Return the count of lines with the string "this" in them, and nothing else.

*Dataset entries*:
►
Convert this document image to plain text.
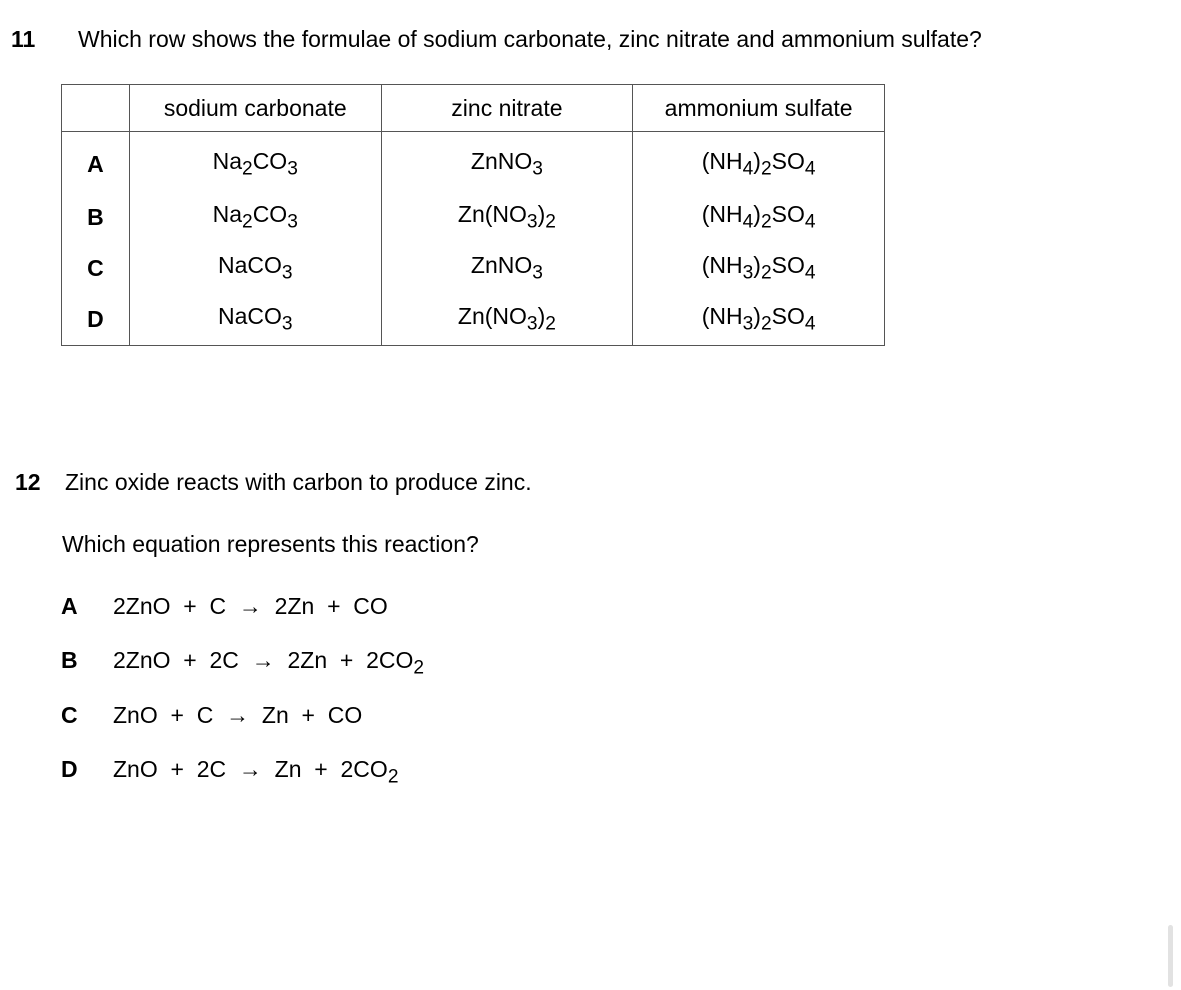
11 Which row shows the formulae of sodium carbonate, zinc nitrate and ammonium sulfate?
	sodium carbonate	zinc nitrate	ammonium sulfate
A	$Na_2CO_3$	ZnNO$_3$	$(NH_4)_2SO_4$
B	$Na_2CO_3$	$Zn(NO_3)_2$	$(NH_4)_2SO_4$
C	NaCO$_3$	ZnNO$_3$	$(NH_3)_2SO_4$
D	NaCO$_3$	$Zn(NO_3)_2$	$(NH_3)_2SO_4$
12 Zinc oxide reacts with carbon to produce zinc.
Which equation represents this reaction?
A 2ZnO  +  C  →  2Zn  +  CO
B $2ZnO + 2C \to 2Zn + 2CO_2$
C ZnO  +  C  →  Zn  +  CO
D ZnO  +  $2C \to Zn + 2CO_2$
◄
►
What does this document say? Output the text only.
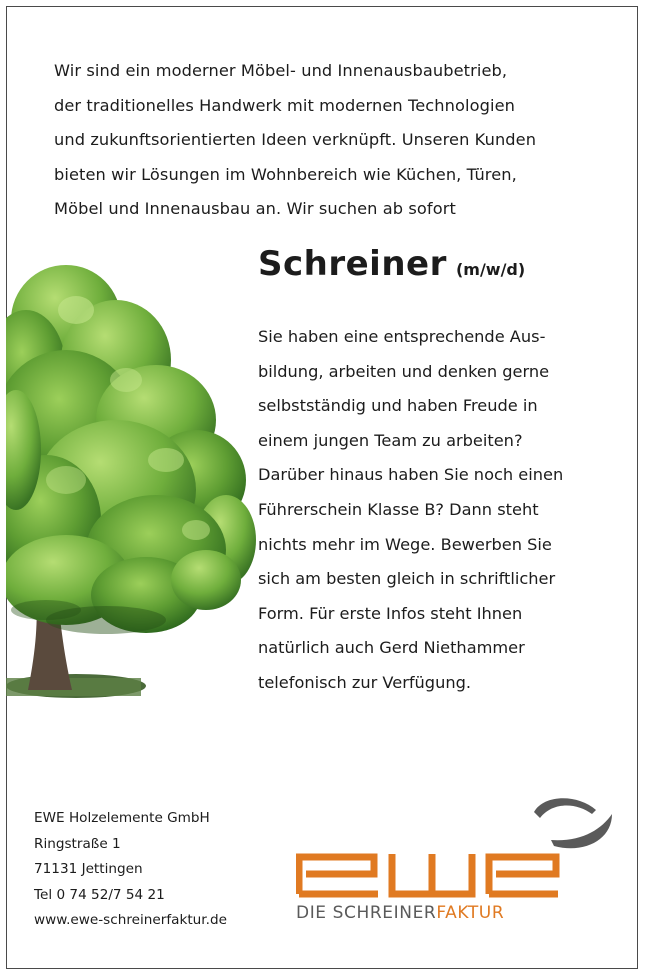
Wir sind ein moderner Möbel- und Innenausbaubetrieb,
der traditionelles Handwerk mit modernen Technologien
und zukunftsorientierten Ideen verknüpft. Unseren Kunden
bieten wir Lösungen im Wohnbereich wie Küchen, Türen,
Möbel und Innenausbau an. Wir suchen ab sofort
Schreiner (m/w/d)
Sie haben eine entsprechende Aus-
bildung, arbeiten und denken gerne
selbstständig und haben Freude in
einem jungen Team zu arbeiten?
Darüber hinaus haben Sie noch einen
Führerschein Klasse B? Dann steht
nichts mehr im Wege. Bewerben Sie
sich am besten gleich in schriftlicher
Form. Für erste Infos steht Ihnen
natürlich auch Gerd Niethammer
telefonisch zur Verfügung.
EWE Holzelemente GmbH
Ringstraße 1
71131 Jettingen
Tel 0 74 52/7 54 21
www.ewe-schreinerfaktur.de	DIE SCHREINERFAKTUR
◄
*Finished answer*: 3